# [TEXT UNDER STUDY]
* * * * * * * * *

I know. “Holiday downtime?” Yeah right.
Nonetheless, all the travel (and its inevitable delays) along with the occasional need to retreat from the holiday circus provides a few opportunities to catch up on a little reading. Here are three exceptional reads for the marketer in you.
For the Big-Picture Types . . .
Herd: How to Change Mass Behaviour by Harnessing Our True Nature
Mark Earls (2007)
Traditional marketing tends to presume that consumers make decisions based on calculated, self-driven notions of cost, benefit, and risk. Herd argues – convincingly – that human behavior is instead a product of our social environments and interactions. We are a highly social species, hard-wired to leverage our exceptional ability to communicate and connect into decisions that go far beyond individual self-interest, and we should market accordingly.
Earls digs deep into theory and examples from disciplines such as anthropology, social psychology, and criminology to explain the proven influence of word-of-mouth (WoM) on human behavior. Although written way back in 2007, when social media was merely a toddler, Herd seems to anticipate the emerging role of technology in amplifying and accelerating WoM and is even more on point today than it was half a decade ago.
Herd goes on to offer practical guidance to marketers on how to respond, react, communicate, and “co-create” with consumers beyond our usual one-to-one approach to marketing. For those looking to connect that social science degree with a career in business and marketing, here’s your chance.
For the Left-Brainers . . .
Web Analytics 2.0: The Art of Online Accountability & Science of Customer Centricity
Avinash Kaushik (2009)
The content of Web Analytics 2.0 is far less intimidating than the title implies. Avinash Kaushik, Digital Marketing Evangelist for Google and co-founder of Market Motive, is renowned for finding meaning and insight from the mundane and tedious – a skill that lends itself well to the world of web analytics.
Analytics tools such as Google Analytics offer countless reports, tables, views, and customizations, but Avinash (his personable writing style puts you on a first-name basis) offers an accessible guide to what matters most. In short, our tendency to “puke data” has distracted us from garnering actionable insights from the critical few analyses that matter. Avinash offers a systematic approach to moving from faith-based web marketing to data-driven decision-making across the organization that focuses on the bottom line.
Like Herd, Web Analytics 2.0 is dated by today’s standards, but don’t fret. Avinash’s aptly named Occam’s Razor blog is a living extension to the book and a must-read in and of itself.
For the Social-Minded Marketer . . .
The NOW Revolution: 7 Shifts to Make Your Business Faster, Smarter, and More Social
Jay Baer & Amber Naslund (2011)
For many organizations, social media strategy involves, at best, hiring an intern to create a Facebook page and checking in once a month to make sure they’re fed, watered, and happy. As NOW points out, this is hardly adequate. The emergence of social media as a brutally efficient communication platform has necessitated a shift from the antiquated world of press releases and latent react/respond damage control to the new world of real-time business communications.
To facilitate such a transition, Baer and Naslund propose seven ways to make social an organization-wide initiative by integrating people, planning, platforms, and, most importantly, purpose. The overall theme suggests a significant change in organizational mindset, but NOW is packed with practical guidance on how to do social – and how to do it well.
You likely won’t find all three of these books on the shelves of your local bookstore, but they’re all widely available from any major online retailer in hard copy or as an E-book for that new tablet you found under the tree.
Stumbled on any good books lately? Feel free to share in the Comments section. Happy reading.

* * * * * * * * *

# [INFORMATION GIVEN]
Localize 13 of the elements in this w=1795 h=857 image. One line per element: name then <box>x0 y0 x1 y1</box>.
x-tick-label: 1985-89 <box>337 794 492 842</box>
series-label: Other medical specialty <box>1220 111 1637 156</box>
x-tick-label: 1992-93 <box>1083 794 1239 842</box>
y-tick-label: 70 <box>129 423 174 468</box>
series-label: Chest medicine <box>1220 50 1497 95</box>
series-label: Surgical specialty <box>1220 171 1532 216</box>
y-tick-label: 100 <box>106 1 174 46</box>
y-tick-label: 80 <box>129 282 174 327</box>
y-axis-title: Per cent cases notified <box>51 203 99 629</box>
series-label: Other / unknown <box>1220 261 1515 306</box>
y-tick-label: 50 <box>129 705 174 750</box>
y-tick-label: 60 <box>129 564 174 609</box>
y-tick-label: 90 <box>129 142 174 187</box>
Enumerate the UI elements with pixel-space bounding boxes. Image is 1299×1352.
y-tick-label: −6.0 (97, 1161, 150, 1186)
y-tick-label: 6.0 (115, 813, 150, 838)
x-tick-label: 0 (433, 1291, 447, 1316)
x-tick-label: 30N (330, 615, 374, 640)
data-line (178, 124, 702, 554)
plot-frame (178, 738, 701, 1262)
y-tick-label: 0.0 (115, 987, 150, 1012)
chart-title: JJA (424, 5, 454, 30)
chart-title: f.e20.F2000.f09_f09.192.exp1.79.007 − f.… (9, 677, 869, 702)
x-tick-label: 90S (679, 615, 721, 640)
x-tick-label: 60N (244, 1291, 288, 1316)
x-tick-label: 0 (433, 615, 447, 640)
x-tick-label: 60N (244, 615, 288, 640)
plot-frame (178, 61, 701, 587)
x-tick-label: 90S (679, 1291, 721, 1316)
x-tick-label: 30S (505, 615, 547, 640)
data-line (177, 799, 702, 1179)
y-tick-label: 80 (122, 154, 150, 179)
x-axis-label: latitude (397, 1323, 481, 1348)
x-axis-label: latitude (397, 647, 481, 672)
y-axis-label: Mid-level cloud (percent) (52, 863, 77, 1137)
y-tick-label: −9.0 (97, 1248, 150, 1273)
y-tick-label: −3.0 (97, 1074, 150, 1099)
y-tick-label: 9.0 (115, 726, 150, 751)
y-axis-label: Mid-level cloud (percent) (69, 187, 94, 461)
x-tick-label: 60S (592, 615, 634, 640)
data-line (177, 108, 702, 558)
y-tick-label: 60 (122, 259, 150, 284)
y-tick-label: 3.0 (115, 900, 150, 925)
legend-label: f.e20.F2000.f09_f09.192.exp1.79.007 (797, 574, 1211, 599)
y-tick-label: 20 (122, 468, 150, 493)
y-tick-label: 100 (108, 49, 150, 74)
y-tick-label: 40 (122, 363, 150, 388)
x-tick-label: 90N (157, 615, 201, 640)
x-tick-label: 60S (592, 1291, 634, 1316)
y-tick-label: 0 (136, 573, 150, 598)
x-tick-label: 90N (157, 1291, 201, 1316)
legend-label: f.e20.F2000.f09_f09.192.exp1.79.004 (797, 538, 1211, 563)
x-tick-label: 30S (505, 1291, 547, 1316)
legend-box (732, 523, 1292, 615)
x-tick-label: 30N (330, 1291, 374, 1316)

* * * * * * * * *

# [ABOUT THIS TASK]
In two sentences, summarize the holiday reading list for marketers given in the text above.

# [RESPONSE TO THE EXERCISE]
Presenting holiday travel and breaks as chances to read, the text recommends three books for marketers: Mark Earls's Herd (2007), Avinash Kaushik's Web Analytics 2.0 (2009), and Jay Baer and Amber Naslund's The NOW Revolution (2011). Herd argues that human behavior is shaped by social environments and word of mouth, Web Analytics 2.0 offers an accessible, systematic approach to data-driven decision-making, and The NOW Revolution proposes seven ways to make social media an organization-wide initiative suited to real-time business communications.